### Exercise
From the listing below, pull each line that includes "this".

──────── Exercise input

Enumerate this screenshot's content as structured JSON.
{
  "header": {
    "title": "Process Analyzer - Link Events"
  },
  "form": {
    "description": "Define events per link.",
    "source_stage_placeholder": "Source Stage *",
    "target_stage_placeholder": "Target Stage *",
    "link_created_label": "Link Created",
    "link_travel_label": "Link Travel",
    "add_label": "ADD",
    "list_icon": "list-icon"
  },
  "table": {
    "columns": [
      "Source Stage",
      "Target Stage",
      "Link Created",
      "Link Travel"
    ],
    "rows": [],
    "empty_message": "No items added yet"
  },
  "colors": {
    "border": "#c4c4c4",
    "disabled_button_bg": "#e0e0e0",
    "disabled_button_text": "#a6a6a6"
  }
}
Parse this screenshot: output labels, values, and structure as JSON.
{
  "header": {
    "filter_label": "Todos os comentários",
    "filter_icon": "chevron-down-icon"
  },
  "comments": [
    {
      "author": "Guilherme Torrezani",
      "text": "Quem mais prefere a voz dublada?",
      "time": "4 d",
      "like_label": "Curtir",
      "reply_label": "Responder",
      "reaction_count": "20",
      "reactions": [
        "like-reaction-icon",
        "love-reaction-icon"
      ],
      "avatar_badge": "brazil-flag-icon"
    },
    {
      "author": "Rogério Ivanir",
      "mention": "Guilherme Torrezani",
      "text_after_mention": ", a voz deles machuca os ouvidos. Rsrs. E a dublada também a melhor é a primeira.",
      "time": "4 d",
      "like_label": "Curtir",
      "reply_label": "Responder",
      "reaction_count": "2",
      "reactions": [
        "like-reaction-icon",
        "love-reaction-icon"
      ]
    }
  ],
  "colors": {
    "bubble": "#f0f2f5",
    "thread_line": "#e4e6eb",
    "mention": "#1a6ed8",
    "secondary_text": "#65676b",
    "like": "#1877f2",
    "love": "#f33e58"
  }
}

────────────────

### Task result
Enumerate this screenshot's content as structured JSON.
Parse this screenshot: output labels, values, and structure as JSON.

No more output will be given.